**Work to be completed:** Give the number of lines in the entries that contain "need". State only the count.

**Provided entries:**
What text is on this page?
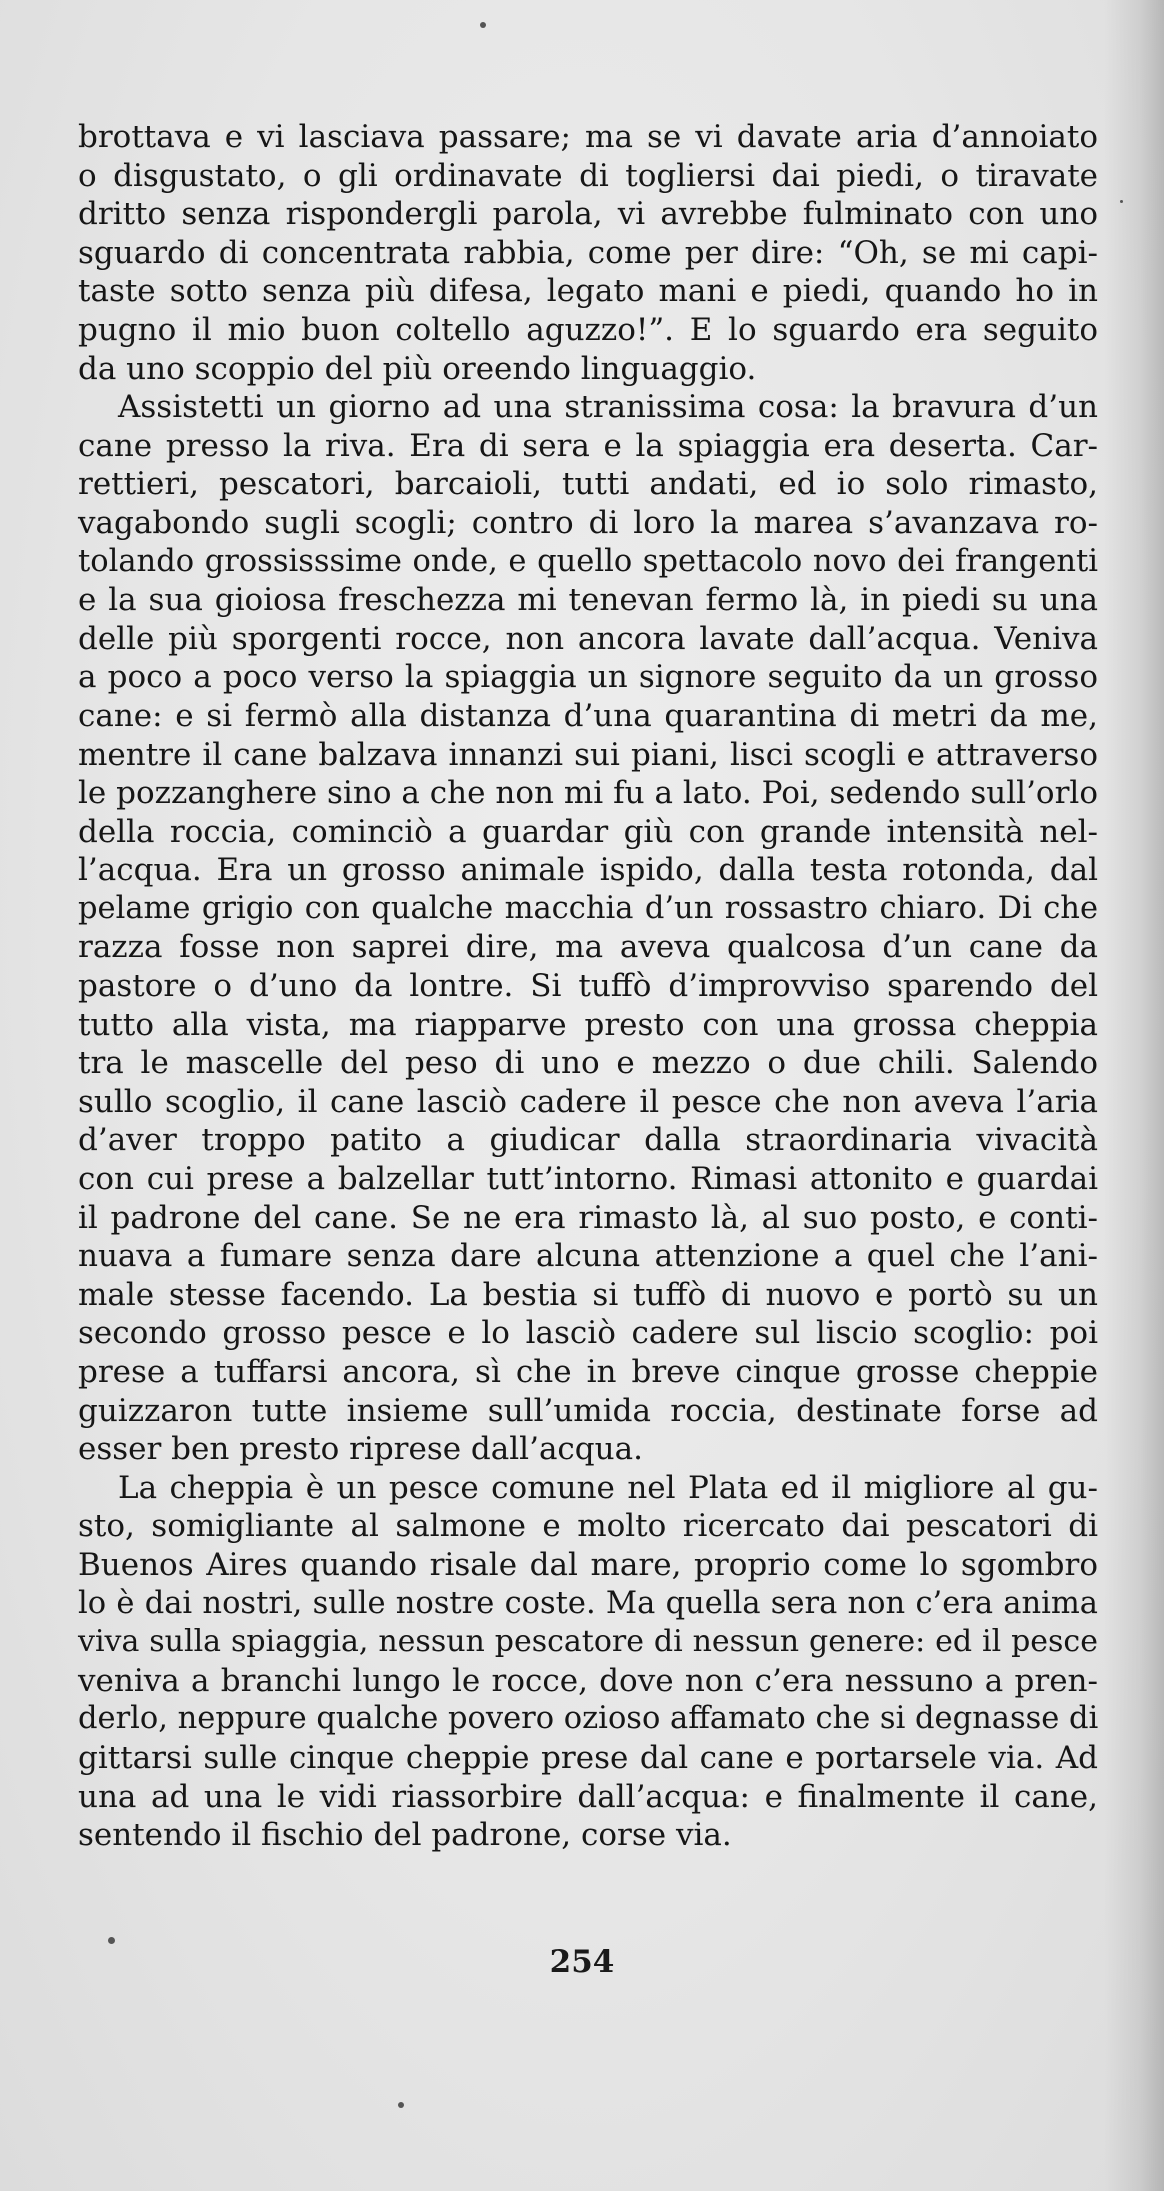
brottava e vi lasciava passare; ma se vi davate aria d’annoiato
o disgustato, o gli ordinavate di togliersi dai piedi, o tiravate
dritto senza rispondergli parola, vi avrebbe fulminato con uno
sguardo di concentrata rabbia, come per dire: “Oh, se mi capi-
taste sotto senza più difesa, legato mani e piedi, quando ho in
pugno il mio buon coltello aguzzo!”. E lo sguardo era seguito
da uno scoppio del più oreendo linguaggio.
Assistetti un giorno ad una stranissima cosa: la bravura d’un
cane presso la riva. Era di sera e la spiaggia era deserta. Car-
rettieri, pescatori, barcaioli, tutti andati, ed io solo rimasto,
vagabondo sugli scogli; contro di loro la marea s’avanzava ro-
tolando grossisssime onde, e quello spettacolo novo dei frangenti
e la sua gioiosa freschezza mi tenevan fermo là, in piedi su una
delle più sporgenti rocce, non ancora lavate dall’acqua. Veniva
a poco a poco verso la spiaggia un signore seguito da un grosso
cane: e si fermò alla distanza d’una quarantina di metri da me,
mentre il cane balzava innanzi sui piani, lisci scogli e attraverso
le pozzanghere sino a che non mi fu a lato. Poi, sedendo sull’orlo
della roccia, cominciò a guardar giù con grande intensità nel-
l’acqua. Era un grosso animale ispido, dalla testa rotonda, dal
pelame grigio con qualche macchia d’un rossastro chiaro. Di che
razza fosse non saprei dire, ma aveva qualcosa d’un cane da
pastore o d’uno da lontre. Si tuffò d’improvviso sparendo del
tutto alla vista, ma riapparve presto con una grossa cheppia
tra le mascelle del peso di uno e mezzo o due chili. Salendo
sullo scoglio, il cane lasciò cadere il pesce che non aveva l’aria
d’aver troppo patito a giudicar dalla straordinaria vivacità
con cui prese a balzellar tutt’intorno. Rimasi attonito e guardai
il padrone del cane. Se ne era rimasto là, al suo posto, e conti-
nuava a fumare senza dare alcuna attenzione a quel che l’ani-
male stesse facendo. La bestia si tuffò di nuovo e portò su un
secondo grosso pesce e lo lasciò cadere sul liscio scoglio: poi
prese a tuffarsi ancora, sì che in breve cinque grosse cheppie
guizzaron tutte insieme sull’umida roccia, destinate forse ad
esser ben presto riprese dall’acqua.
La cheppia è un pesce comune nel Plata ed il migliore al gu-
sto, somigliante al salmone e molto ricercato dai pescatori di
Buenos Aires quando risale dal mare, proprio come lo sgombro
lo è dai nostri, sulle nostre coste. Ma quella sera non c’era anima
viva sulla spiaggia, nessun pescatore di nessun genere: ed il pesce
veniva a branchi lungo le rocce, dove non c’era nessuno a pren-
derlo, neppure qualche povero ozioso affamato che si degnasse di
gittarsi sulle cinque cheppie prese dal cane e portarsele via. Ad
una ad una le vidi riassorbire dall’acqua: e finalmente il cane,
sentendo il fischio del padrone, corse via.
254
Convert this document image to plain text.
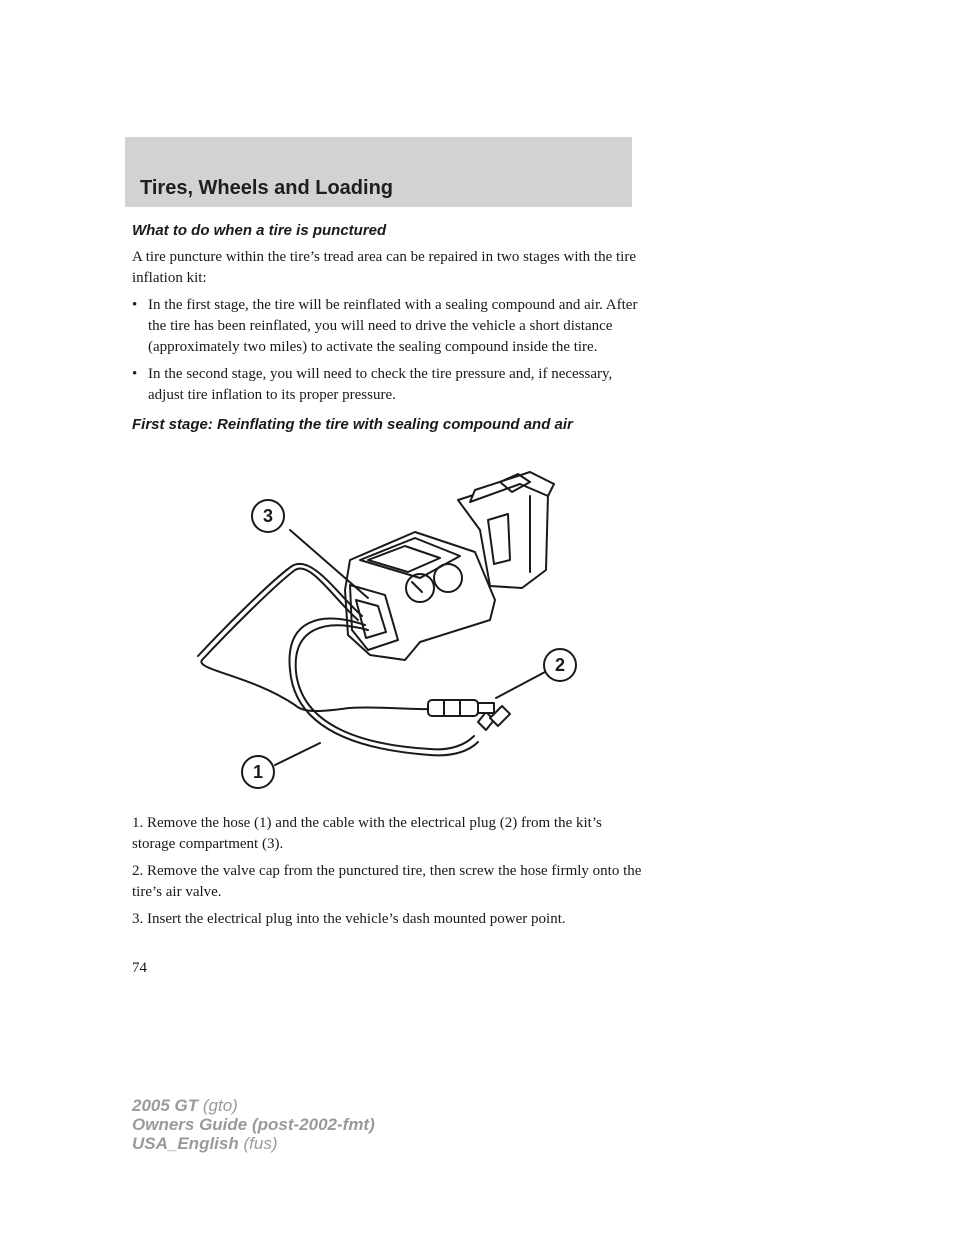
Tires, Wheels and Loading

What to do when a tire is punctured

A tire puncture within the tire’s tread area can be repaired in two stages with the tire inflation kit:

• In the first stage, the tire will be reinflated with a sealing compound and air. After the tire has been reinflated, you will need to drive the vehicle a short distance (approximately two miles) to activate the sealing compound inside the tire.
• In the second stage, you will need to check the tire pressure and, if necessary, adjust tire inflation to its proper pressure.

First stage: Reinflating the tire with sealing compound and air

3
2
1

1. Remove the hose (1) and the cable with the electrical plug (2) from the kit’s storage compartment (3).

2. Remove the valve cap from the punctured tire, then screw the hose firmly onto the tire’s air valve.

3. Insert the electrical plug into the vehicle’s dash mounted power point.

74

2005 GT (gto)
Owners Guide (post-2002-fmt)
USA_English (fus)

**Solution for this problem:** 2